EXTRACTED ENTRIES:
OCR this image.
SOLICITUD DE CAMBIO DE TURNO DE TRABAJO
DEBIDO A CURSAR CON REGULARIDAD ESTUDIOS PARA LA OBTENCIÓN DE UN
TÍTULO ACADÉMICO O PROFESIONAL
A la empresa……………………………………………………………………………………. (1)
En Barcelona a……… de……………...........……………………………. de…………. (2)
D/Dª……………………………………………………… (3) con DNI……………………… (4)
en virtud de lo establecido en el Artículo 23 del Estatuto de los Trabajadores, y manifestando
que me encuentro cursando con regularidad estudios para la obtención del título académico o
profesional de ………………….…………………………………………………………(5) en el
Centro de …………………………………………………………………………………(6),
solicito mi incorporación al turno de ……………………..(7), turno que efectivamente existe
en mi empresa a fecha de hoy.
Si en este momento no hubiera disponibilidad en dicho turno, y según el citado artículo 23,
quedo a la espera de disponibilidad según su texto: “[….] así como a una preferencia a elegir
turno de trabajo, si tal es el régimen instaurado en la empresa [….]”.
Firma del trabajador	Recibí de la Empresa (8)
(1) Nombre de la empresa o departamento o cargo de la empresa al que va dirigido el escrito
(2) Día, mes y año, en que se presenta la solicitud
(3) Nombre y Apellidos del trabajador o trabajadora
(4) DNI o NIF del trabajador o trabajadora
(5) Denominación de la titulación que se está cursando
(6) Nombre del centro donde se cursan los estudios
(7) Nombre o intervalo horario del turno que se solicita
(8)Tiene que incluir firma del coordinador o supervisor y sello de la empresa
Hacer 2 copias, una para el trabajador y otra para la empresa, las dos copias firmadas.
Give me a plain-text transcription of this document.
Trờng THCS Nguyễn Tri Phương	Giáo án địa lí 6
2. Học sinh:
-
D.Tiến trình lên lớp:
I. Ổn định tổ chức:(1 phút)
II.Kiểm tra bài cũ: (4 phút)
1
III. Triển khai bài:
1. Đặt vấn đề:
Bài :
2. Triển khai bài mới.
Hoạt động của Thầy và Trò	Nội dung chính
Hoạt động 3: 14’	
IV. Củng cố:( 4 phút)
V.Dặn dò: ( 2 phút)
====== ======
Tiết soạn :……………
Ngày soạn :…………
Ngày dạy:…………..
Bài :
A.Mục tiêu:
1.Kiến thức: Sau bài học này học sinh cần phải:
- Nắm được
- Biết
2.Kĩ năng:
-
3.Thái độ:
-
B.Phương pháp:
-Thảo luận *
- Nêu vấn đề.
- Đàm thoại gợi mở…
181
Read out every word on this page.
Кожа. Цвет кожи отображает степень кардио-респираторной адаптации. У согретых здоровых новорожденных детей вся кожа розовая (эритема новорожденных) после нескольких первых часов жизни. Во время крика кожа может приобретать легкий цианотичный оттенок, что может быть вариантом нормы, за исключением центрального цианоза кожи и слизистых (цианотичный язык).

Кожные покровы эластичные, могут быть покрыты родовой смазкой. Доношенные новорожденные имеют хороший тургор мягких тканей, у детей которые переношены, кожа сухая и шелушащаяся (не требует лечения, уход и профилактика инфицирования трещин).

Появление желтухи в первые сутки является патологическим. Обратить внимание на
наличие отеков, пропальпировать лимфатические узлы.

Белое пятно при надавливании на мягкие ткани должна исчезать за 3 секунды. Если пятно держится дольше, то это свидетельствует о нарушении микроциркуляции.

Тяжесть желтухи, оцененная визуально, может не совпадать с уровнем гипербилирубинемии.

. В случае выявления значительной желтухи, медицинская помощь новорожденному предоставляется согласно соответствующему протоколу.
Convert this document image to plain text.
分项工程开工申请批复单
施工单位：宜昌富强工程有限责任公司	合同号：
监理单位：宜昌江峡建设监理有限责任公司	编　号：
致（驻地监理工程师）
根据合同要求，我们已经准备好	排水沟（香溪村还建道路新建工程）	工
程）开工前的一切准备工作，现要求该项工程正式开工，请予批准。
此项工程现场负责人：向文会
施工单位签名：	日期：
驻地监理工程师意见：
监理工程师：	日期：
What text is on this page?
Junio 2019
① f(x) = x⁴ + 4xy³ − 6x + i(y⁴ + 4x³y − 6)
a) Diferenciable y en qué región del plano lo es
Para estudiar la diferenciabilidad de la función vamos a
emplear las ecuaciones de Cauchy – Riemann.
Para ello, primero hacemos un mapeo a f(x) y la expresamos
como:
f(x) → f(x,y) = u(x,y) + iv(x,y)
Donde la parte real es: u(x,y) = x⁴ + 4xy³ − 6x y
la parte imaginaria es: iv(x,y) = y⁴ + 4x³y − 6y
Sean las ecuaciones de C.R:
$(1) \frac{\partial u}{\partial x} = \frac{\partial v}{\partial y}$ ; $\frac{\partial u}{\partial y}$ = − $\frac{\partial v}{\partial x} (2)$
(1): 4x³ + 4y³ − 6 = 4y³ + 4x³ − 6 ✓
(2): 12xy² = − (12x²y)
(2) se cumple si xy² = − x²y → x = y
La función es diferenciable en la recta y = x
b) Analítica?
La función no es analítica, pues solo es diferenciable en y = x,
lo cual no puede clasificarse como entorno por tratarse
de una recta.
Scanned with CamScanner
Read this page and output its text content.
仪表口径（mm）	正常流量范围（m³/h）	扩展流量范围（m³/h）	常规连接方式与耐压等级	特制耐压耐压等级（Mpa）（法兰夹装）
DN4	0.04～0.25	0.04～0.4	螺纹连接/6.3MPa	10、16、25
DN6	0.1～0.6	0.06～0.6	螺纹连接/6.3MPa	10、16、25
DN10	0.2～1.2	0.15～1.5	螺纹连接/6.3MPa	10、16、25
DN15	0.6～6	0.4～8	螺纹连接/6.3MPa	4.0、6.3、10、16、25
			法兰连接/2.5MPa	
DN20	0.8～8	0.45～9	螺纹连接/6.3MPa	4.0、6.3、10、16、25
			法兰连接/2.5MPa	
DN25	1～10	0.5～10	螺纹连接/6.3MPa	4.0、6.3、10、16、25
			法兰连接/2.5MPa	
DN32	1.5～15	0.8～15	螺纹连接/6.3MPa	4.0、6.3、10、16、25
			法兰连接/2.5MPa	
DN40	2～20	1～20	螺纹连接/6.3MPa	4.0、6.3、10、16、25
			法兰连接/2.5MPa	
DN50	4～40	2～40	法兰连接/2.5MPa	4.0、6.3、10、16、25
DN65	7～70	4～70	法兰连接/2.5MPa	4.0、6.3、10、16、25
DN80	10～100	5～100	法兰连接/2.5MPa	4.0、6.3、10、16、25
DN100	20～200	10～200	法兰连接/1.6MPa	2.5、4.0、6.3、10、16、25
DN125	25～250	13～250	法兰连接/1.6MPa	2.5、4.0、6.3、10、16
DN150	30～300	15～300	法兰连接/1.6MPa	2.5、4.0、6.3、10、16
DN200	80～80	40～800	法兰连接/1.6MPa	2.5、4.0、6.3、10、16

WHAT IS ASKED: Every line above that contains the word "Triển" should be reported.

EXPECTED ANSWER:
III. Triển khai bài:
2. Triển khai bài mới.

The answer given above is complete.